_Work to do_:
Leave the pictures out and print every record below exactly as it stands.

_Data extract_:
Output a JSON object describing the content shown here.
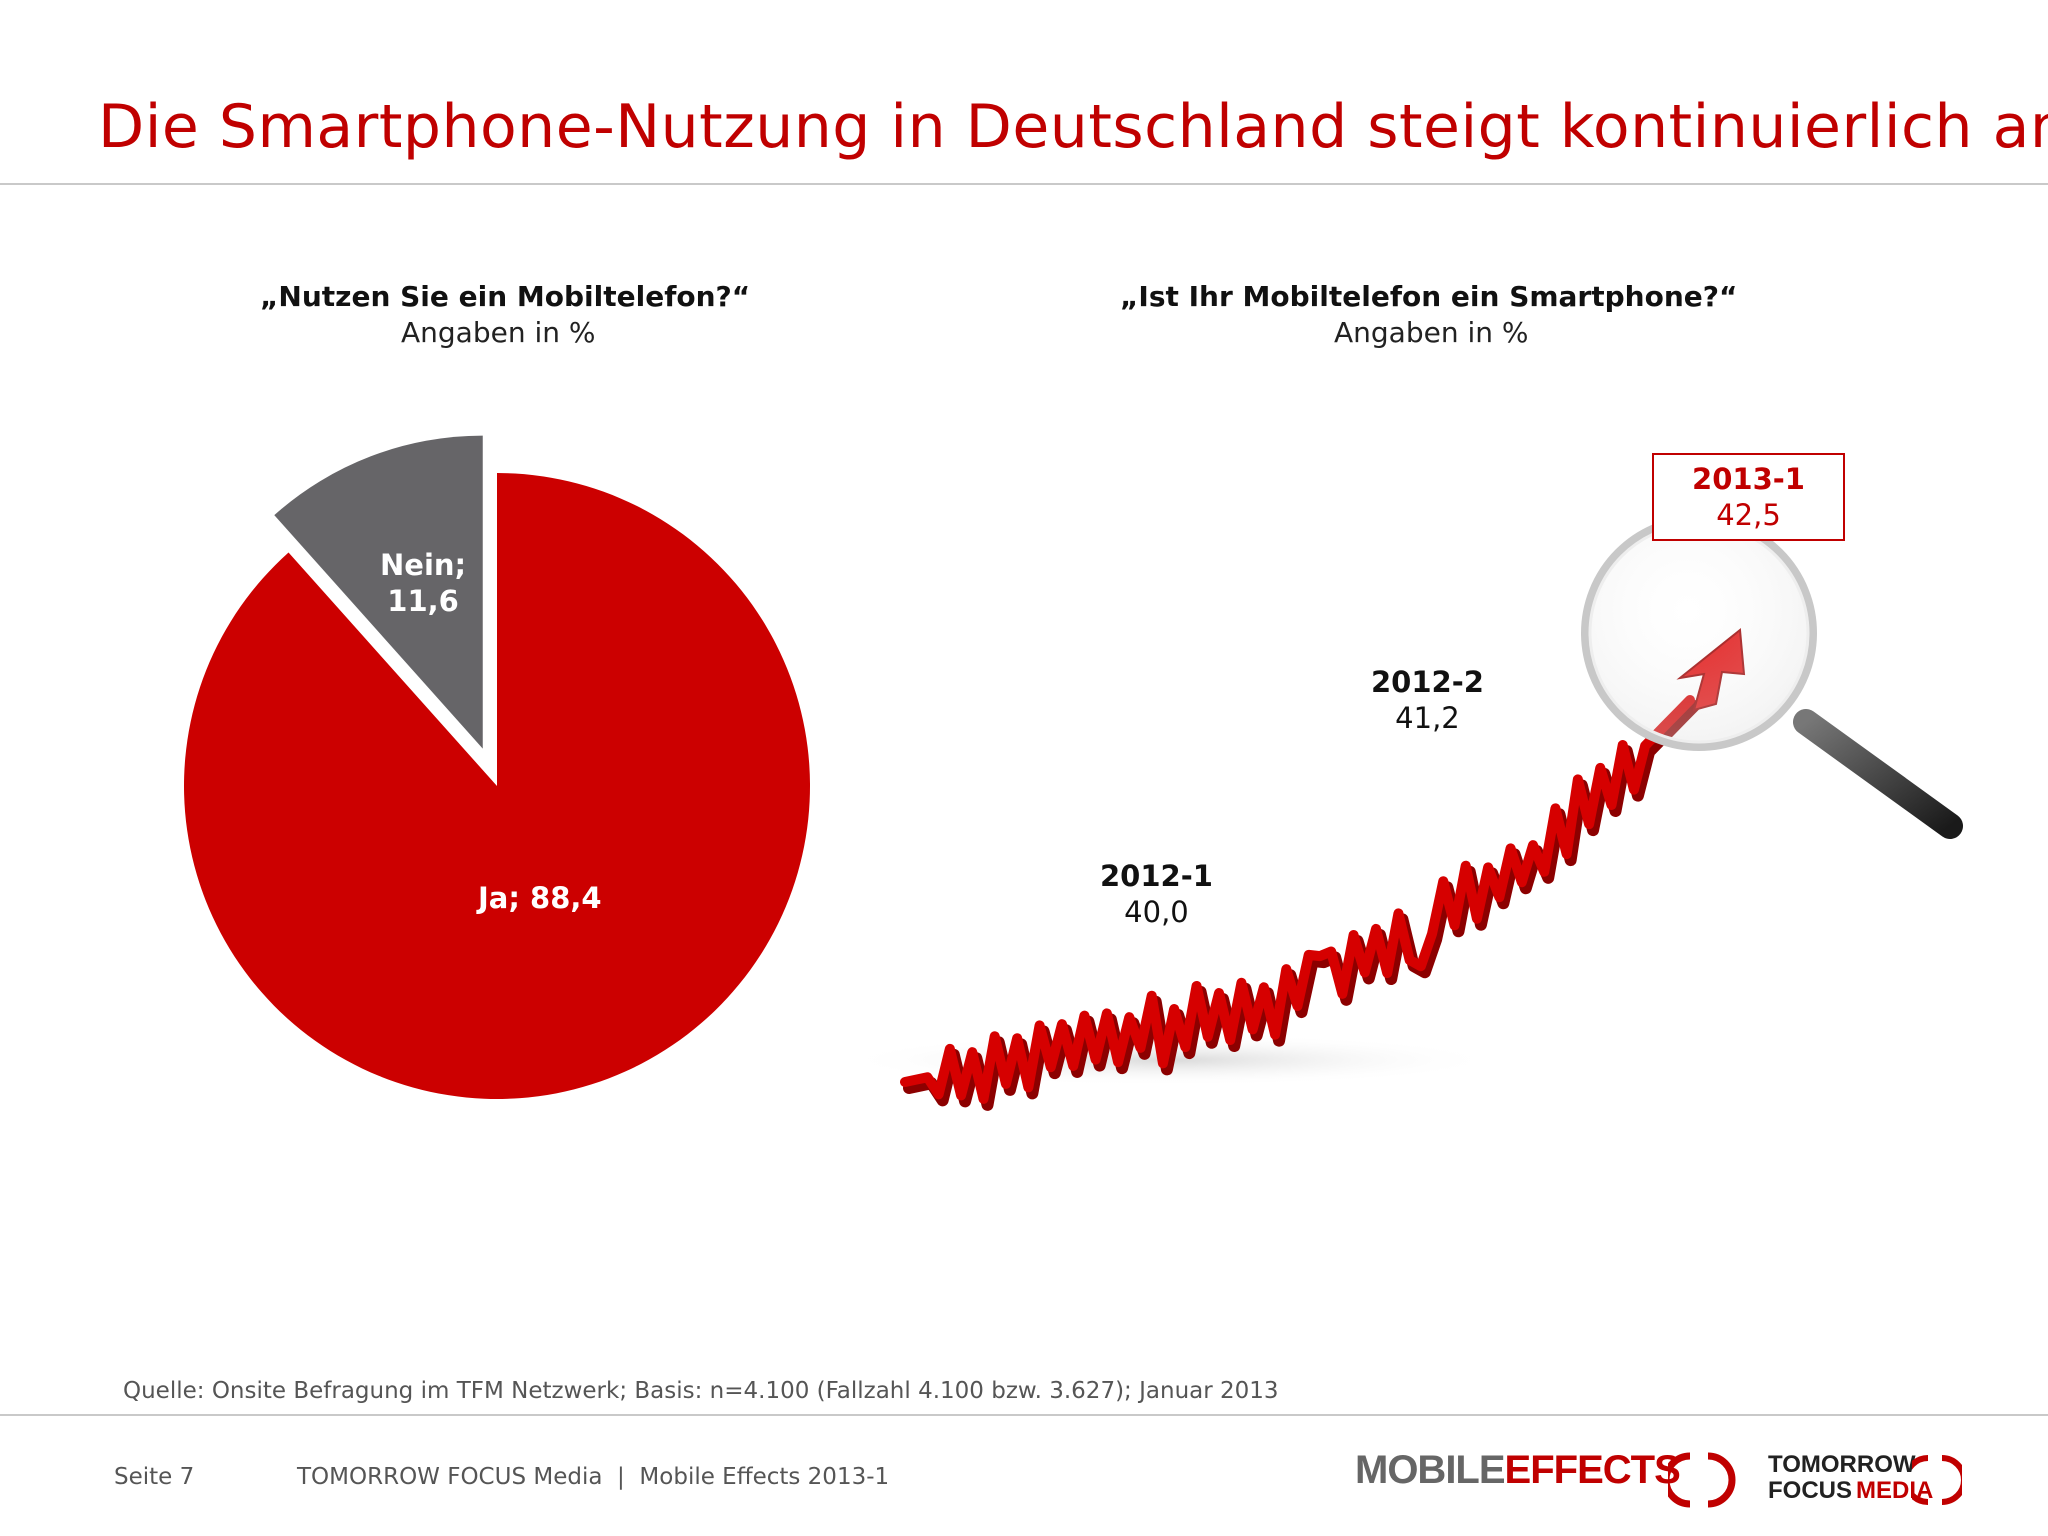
{
  "header": {
    "title": "Die Smartphone-Nutzung in Deutschland steigt kontinuierlich an"
  },
  "chart_data": [
    {
      "type": "pie",
      "title": "„Nutzen Sie ein Mobiltelefon?“",
      "subtitle": "Angaben in %",
      "slices": [
        {
          "label": "Ja; 88,4",
          "value": 88.4,
          "color": "#cc0000"
        },
        {
          "label_line1": "Nein;",
          "label_line2": "11,6",
          "value": 11.6,
          "color": "#666568"
        }
      ]
    },
    {
      "type": "line",
      "title": "„Ist Ihr Mobiltelefon ein Smartphone?“",
      "subtitle": "Angaben in %",
      "categories": [
        "2012-1",
        "2012-2",
        "2013-1"
      ],
      "values": [
        40.0,
        41.2,
        42.5
      ],
      "value_labels": [
        "40,0",
        "41,2",
        "42,5"
      ],
      "highlight": "2013-1",
      "color": "#cc0000"
    }
  ],
  "footer": {
    "source": "Quelle: Onsite Befragung im TFM Netzwerk; Basis: n=4.100 (Fallzahl 4.100 bzw. 3.627); Januar 2013",
    "page": "Seite 7",
    "publisher": "TOMORROW FOCUS Media  |  Mobile Effects 2013-1"
  },
  "logos": {
    "mobile_effects": {
      "part1": "MOBILE",
      "part2": "EFFECTS"
    },
    "tomorrow_focus": {
      "line1": "TOMORROW",
      "line2a": "FOCUS",
      "line2b": "MEDIA"
    }
  }
}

_The solution_:
Output a JSON object describing the content shown here.
{
  "header": {
    "title": "Die Smartphone-Nutzung in Deutschland steigt kontinuierlich an"
  },
  "chart_data": [
    {
      "type": "pie",
      "title": "„Nutzen Sie ein Mobiltelefon?“",
      "subtitle": "Angaben in %",
      "slices": [
        {
          "label": "Ja; 88,4",
          "value": 88.4,
          "color": "#cc0000"
        },
        {
          "label_line1": "Nein;",
          "label_line2": "11,6",
          "value": 11.6,
          "color": "#666568"
        }
      ]
    },
    {
      "type": "line",
      "title": "„Ist Ihr Mobiltelefon ein Smartphone?“",
      "subtitle": "Angaben in %",
      "categories": [
        "2012-1",
        "2012-2",
        "2013-1"
      ],
      "values": [
        40.0,
        41.2,
        42.5
      ],
      "value_labels": [
        "40,0",
        "41,2",
        "42,5"
      ],
      "highlight": "2013-1",
      "color": "#cc0000"
    }
  ],
  "footer": {
    "source": "Quelle: Onsite Befragung im TFM Netzwerk; Basis: n=4.100 (Fallzahl 4.100 bzw. 3.627); Januar 2013",
    "page": "Seite 7",
    "publisher": "TOMORROW FOCUS Media  |  Mobile Effects 2013-1"
  },
  "logos": {
    "mobile_effects": {
      "part1": "MOBILE",
      "part2": "EFFECTS"
    },
    "tomorrow_focus": {
      "line1": "TOMORROW",
      "line2a": "FOCUS",
      "line2b": "MEDIA"
    }
  }
}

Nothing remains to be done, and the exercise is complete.